* [Exercise description] Pull out every line containing the string "text".

* [Given data]
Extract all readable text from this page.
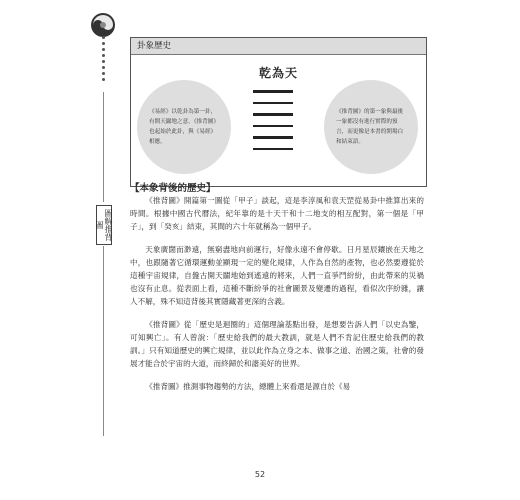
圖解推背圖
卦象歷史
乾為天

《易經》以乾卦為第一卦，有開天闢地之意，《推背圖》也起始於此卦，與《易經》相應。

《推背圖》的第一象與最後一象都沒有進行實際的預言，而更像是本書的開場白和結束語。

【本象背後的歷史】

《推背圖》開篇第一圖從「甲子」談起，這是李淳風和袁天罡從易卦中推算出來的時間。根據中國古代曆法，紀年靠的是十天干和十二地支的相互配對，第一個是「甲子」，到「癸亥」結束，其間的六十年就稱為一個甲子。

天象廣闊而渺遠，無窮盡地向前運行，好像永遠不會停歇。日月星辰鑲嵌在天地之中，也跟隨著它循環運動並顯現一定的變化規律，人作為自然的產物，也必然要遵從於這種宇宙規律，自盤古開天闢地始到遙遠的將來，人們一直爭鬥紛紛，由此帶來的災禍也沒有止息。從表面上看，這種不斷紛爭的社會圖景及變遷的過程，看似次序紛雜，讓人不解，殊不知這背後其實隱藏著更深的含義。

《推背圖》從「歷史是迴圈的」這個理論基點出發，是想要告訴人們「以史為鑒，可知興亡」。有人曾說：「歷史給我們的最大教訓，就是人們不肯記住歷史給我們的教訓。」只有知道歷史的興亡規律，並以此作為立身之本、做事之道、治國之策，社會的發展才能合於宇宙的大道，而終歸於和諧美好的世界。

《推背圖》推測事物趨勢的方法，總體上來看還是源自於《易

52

==

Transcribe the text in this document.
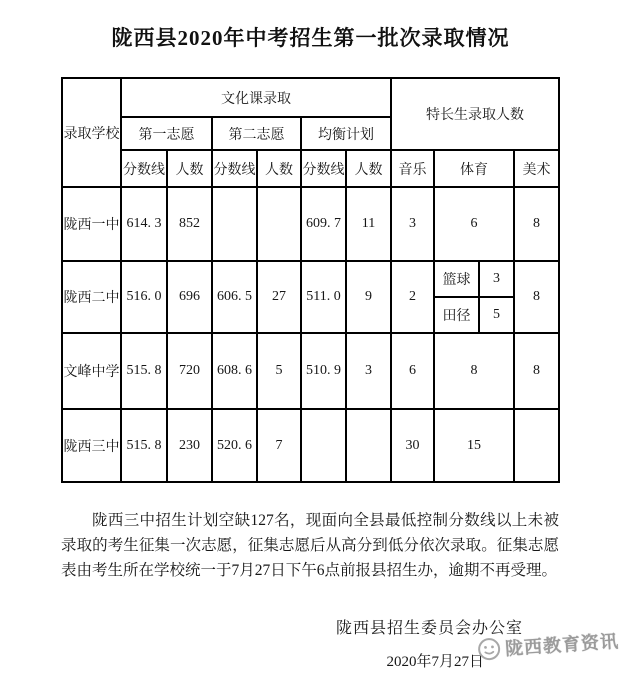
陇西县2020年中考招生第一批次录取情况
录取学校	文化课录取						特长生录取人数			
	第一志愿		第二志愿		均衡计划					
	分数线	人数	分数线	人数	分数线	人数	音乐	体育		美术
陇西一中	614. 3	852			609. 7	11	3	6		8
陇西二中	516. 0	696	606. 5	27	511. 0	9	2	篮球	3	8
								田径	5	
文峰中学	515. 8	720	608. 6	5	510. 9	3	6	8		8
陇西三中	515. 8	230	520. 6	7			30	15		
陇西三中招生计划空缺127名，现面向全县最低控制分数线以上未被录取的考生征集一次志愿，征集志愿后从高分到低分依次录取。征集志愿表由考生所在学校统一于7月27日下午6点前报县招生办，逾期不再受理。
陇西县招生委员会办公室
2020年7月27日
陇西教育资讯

==

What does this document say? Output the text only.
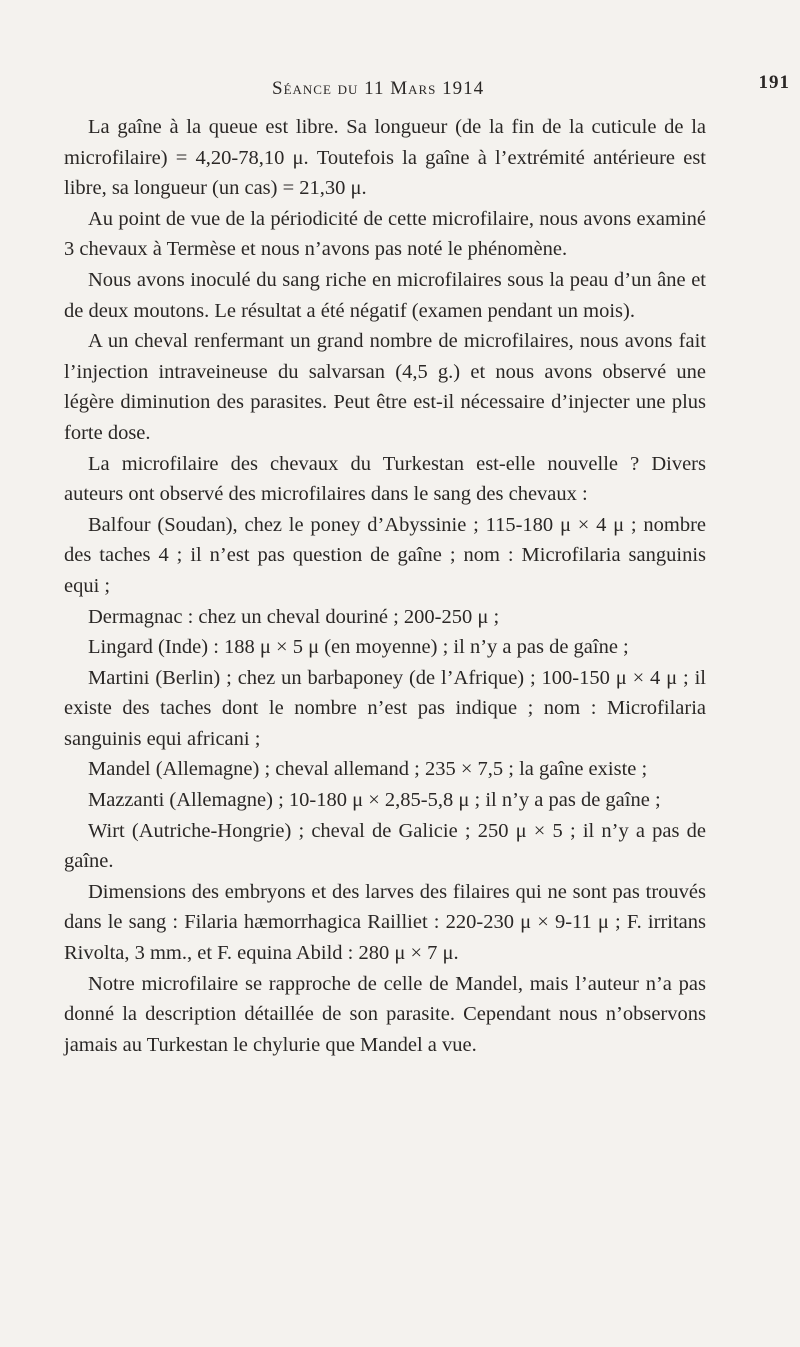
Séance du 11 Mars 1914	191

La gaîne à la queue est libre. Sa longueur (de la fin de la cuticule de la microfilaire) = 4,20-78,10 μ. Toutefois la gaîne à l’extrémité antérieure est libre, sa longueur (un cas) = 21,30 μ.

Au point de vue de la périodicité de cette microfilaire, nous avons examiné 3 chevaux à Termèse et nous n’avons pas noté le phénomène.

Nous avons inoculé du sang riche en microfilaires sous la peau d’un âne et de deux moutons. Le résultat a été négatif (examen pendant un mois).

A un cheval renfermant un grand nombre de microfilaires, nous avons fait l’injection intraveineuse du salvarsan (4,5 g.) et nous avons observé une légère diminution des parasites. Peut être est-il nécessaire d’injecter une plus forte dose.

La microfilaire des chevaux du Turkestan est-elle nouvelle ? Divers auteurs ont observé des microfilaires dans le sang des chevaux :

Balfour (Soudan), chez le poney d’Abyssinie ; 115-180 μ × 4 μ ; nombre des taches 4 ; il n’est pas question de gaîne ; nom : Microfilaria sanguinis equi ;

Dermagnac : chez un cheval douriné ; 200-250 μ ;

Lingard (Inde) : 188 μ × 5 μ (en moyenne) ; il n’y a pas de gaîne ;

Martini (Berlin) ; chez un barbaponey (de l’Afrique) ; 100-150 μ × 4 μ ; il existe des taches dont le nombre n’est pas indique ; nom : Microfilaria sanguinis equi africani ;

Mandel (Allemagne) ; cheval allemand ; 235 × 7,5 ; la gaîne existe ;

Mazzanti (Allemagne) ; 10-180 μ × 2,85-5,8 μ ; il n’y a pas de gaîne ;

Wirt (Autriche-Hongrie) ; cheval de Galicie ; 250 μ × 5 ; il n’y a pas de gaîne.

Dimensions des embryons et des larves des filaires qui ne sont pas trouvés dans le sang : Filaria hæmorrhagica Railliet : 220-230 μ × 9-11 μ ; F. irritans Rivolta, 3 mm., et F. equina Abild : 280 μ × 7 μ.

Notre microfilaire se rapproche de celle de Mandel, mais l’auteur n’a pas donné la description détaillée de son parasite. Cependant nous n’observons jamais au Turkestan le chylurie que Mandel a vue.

* [Written response]
Extract all readable text from this page.
Transcribe the text in this document.
What does this document say? Output the text only.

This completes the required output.